───── Given data

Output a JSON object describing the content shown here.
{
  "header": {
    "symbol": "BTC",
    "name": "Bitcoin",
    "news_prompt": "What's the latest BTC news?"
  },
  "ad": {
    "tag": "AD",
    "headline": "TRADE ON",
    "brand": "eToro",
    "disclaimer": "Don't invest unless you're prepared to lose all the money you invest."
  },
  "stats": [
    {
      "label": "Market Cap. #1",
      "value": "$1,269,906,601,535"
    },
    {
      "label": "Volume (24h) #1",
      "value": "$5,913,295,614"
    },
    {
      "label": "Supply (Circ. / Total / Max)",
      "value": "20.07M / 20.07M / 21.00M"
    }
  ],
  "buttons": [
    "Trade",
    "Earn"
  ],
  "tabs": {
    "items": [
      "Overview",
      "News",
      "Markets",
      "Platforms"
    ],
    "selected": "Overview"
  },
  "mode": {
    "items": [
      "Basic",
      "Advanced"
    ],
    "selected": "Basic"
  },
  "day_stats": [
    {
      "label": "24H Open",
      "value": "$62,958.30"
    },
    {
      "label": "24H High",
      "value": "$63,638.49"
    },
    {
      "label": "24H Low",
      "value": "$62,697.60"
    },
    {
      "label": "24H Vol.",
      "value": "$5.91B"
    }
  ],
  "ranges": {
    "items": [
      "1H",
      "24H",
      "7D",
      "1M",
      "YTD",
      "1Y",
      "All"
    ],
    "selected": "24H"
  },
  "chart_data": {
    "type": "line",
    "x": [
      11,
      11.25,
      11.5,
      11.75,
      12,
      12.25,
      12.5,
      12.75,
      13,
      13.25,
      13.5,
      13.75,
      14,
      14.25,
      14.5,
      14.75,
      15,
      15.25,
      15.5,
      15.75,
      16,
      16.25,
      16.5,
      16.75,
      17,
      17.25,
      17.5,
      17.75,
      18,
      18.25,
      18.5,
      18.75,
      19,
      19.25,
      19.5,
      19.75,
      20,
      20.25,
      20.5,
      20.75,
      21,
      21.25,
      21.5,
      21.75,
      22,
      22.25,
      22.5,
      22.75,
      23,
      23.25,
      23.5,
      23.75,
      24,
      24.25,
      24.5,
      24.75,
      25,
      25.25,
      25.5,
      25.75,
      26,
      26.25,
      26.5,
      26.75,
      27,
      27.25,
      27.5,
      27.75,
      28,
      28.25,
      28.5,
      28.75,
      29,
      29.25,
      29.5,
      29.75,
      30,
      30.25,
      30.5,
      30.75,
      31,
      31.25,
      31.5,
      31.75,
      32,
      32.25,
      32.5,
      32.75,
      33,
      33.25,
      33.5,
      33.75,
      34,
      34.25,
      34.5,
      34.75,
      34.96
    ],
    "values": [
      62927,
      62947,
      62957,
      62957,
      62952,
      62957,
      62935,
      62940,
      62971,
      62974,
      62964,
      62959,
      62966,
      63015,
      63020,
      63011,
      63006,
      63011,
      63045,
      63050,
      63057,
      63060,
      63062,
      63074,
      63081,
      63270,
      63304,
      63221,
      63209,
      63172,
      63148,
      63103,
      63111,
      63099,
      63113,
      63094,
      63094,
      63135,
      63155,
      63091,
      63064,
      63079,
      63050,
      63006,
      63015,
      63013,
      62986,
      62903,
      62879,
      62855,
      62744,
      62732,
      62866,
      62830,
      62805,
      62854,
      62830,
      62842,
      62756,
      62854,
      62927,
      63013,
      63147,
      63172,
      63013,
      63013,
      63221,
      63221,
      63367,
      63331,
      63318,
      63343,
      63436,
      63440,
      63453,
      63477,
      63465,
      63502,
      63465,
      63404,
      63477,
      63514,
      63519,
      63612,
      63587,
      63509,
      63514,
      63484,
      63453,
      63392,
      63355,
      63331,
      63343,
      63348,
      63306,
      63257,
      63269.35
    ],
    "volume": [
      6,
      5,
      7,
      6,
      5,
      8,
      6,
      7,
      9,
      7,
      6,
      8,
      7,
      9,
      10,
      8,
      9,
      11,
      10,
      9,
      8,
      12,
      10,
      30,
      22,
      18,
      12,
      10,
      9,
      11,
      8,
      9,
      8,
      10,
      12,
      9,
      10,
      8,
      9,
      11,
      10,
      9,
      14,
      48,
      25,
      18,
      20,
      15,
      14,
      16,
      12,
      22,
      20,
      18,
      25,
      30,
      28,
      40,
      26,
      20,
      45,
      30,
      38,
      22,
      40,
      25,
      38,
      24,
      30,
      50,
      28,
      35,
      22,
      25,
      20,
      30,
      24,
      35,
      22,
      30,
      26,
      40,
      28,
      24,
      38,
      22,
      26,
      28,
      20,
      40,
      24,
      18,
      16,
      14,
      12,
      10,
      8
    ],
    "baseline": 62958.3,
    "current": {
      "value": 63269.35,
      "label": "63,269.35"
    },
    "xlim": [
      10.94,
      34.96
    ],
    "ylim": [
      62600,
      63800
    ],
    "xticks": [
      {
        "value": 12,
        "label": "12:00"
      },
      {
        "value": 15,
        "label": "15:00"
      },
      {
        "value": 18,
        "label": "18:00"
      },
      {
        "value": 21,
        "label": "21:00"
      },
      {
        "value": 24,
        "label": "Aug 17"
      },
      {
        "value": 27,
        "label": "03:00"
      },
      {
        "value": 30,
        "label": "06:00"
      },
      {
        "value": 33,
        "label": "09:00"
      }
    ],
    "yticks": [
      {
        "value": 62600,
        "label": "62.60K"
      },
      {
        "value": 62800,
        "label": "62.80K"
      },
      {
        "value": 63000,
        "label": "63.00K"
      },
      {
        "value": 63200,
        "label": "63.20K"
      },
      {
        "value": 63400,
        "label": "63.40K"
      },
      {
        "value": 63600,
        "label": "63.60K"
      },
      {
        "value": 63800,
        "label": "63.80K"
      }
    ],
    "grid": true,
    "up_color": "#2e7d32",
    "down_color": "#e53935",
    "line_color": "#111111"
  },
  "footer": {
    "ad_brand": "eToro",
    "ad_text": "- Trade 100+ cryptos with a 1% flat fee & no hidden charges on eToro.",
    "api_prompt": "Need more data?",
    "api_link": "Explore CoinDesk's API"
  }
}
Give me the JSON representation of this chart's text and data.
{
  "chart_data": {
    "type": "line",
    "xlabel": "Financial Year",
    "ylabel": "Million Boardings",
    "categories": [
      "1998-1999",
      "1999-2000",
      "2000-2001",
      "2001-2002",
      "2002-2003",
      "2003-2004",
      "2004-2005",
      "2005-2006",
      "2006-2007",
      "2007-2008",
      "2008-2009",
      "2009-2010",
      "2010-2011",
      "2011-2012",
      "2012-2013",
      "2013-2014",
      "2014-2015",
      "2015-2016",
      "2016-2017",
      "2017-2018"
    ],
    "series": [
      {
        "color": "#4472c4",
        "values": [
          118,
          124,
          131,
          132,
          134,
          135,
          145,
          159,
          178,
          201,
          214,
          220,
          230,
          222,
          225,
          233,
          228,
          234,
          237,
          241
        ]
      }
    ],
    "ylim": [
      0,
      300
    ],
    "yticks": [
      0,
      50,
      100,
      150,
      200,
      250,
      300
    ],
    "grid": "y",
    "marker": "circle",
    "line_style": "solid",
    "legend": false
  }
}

──────────

**Instructions for the task:**
Each entry above is to be printed again exactly.

**Response to this exercise:**
Output a JSON object describing the content shown here.
{
  "header": {
    "symbol": "BTC",
    "name": "Bitcoin",
    "news_prompt": "What's the latest BTC news?"
  },
  "ad": {
    "tag": "AD",
    "headline": "TRADE ON",
    "brand": "eToro",
    "disclaimer": "Don't invest unless you're prepared to lose all the money you invest."
  },
  "stats": [
    {
      "label": "Market Cap. #1",
      "value": "$1,269,906,601,535"
    },
    {
      "label": "Volume (24h) #1",
      "value": "$5,913,295,614"
    },
    {
      "label": "Supply (Circ. / Total / Max)",
      "value": "20.07M / 20.07M / 21.00M"
    }
  ],
  "buttons": [
    "Trade",
    "Earn"
  ],
  "tabs": {
    "items": [
      "Overview",
      "News",
      "Markets",
      "Platforms"
    ],
    "selected": "Overview"
  },
  "mode": {
    "items": [
      "Basic",
      "Advanced"
    ],
    "selected": "Basic"
  },
  "day_stats": [
    {
      "label": "24H Open",
      "value": "$62,958.30"
    },
    {
      "label": "24H High",
      "value": "$63,638.49"
    },
    {
      "label": "24H Low",
      "value": "$62,697.60"
    },
    {
      "label": "24H Vol.",
      "value": "$5.91B"
    }
  ],
  "ranges": {
    "items": [
      "1H",
      "24H",
      "7D",
      "1M",
      "YTD",
      "1Y",
      "All"
    ],
    "selected": "24H"
  },
  "chart_data": {
    "type": "line",
    "x": [
      11,
      11.25,
      11.5,
      11.75,
      12,
      12.25,
      12.5,
      12.75,
      13,
      13.25,
      13.5,
      13.75,
      14,
      14.25,
      14.5,
      14.75,
      15,
      15.25,
      15.5,
      15.75,
      16,
      16.25,
      16.5,
      16.75,
      17,
      17.25,
      17.5,
      17.75,
      18,
      18.25,
      18.5,
      18.75,
      19,
      19.25,
      19.5,
      19.75,
      20,
      20.25,
      20.5,
      20.75,
      21,
      21.25,
      21.5,
      21.75,
      22,
      22.25,
      22.5,
      22.75,
      23,
      23.25,
      23.5,
      23.75,
      24,
      24.25,
      24.5,
      24.75,
      25,
      25.25,
      25.5,
      25.75,
      26,
      26.25,
      26.5,
      26.75,
      27,
      27.25,
      27.5,
      27.75,
      28,
      28.25,
      28.5,
      28.75,
      29,
      29.25,
      29.5,
      29.75,
      30,
      30.25,
      30.5,
      30.75,
      31,
      31.25,
      31.5,
      31.75,
      32,
      32.25,
      32.5,
      32.75,
      33,
      33.25,
      33.5,
      33.75,
      34,
      34.25,
      34.5,
      34.75,
      34.96
    ],
    "values": [
      62927,
      62947,
      62957,
      62957,
      62952,
      62957,
      62935,
      62940,
      62971,
      62974,
      62964,
      62959,
      62966,
      63015,
      63020,
      63011,
      63006,
      63011,
      63045,
      63050,
      63057,
      63060,
      63062,
      63074,
      63081,
      63270,
      63304,
      63221,
      63209,
      63172,
      63148,
      63103,
      63111,
      63099,
      63113,
      63094,
      63094,
      63135,
      63155,
      63091,
      63064,
      63079,
      63050,
      63006,
      63015,
      63013,
      62986,
      62903,
      62879,
      62855,
      62744,
      62732,
      62866,
      62830,
      62805,
      62854,
      62830,
      62842,
      62756,
      62854,
      62927,
      63013,
      63147,
      63172,
      63013,
      63013,
      63221,
      63221,
      63367,
      63331,
      63318,
      63343,
      63436,
      63440,
      63453,
      63477,
      63465,
      63502,
      63465,
      63404,
      63477,
      63514,
      63519,
      63612,
      63587,
      63509,
      63514,
      63484,
      63453,
      63392,
      63355,
      63331,
      63343,
      63348,
      63306,
      63257,
      63269.35
    ],
    "volume": [
      6,
      5,
      7,
      6,
      5,
      8,
      6,
      7,
      9,
      7,
      6,
      8,
      7,
      9,
      10,
      8,
      9,
      11,
      10,
      9,
      8,
      12,
      10,
      30,
      22,
      18,
      12,
      10,
      9,
      11,
      8,
      9,
      8,
      10,
      12,
      9,
      10,
      8,
      9,
      11,
      10,
      9,
      14,
      48,
      25,
      18,
      20,
      15,
      14,
      16,
      12,
      22,
      20,
      18,
      25,
      30,
      28,
      40,
      26,
      20,
      45,
      30,
      38,
      22,
      40,
      25,
      38,
      24,
      30,
      50,
      28,
      35,
      22,
      25,
      20,
      30,
      24,
      35,
      22,
      30,
      26,
      40,
      28,
      24,
      38,
      22,
      26,
      28,
      20,
      40,
      24,
      18,
      16,
      14,
      12,
      10,
      8
    ],
    "baseline": 62958.3,
    "current": {
      "value": 63269.35,
      "label": "63,269.35"
    },
    "xlim": [
      10.94,
      34.96
    ],
    "ylim": [
      62600,
      63800
    ],
    "xticks": [
      {
        "value": 12,
        "label": "12:00"
      },
      {
        "value": 15,
        "label": "15:00"
      },
      {
        "value": 18,
        "label": "18:00"
      },
      {
        "value": 21,
        "label": "21:00"
      },
      {
        "value": 24,
        "label": "Aug 17"
      },
      {
        "value": 27,
        "label": "03:00"
      },
      {
        "value": 30,
        "label": "06:00"
      },
      {
        "value": 33,
        "label": "09:00"
      }
    ],
    "yticks": [
      {
        "value": 62600,
        "label": "62.60K"
      },
      {
        "value": 62800,
        "label": "62.80K"
      },
      {
        "value": 63000,
        "label": "63.00K"
      },
      {
        "value": 63200,
        "label": "63.20K"
      },
      {
        "value": 63400,
        "label": "63.40K"
      },
      {
        "value": 63600,
        "label": "63.60K"
      },
      {
        "value": 63800,
        "label": "63.80K"
      }
    ],
    "grid": true,
    "up_color": "#2e7d32",
    "down_color": "#e53935",
    "line_color": "#111111"
  },
  "footer": {
    "ad_brand": "eToro",
    "ad_text": "- Trade 100+ cryptos with a 1% flat fee & no hidden charges on eToro.",
    "api_prompt": "Need more data?",
    "api_link": "Explore CoinDesk's API"
  }
}
Give me the JSON representation of this chart's text and data.
{
  "chart_data": {
    "type": "line",
    "xlabel": "Financial Year",
    "ylabel": "Million Boardings",
    "categories": [
      "1998-1999",
      "1999-2000",
      "2000-2001",
      "2001-2002",
      "2002-2003",
      "2003-2004",
      "2004-2005",
      "2005-2006",
      "2006-2007",
      "2007-2008",
      "2008-2009",
      "2009-2010",
      "2010-2011",
      "2011-2012",
      "2012-2013",
      "2013-2014",
      "2014-2015",
      "2015-2016",
      "2016-2017",
      "2017-2018"
    ],
    "series": [
      {
        "color": "#4472c4",
        "values": [
          118,
          124,
          131,
          132,
          134,
          135,
          145,
          159,
          178,
          201,
          214,
          220,
          230,
          222,
          225,
          233,
          228,
          234,
          237,
          241
        ]
      }
    ],
    "ylim": [
      0,
      300
    ],
    "yticks": [
      0,
      50,
      100,
      150,
      200,
      250,
      300
    ],
    "grid": "y",
    "marker": "circle",
    "line_style": "solid",
    "legend": false
  }
}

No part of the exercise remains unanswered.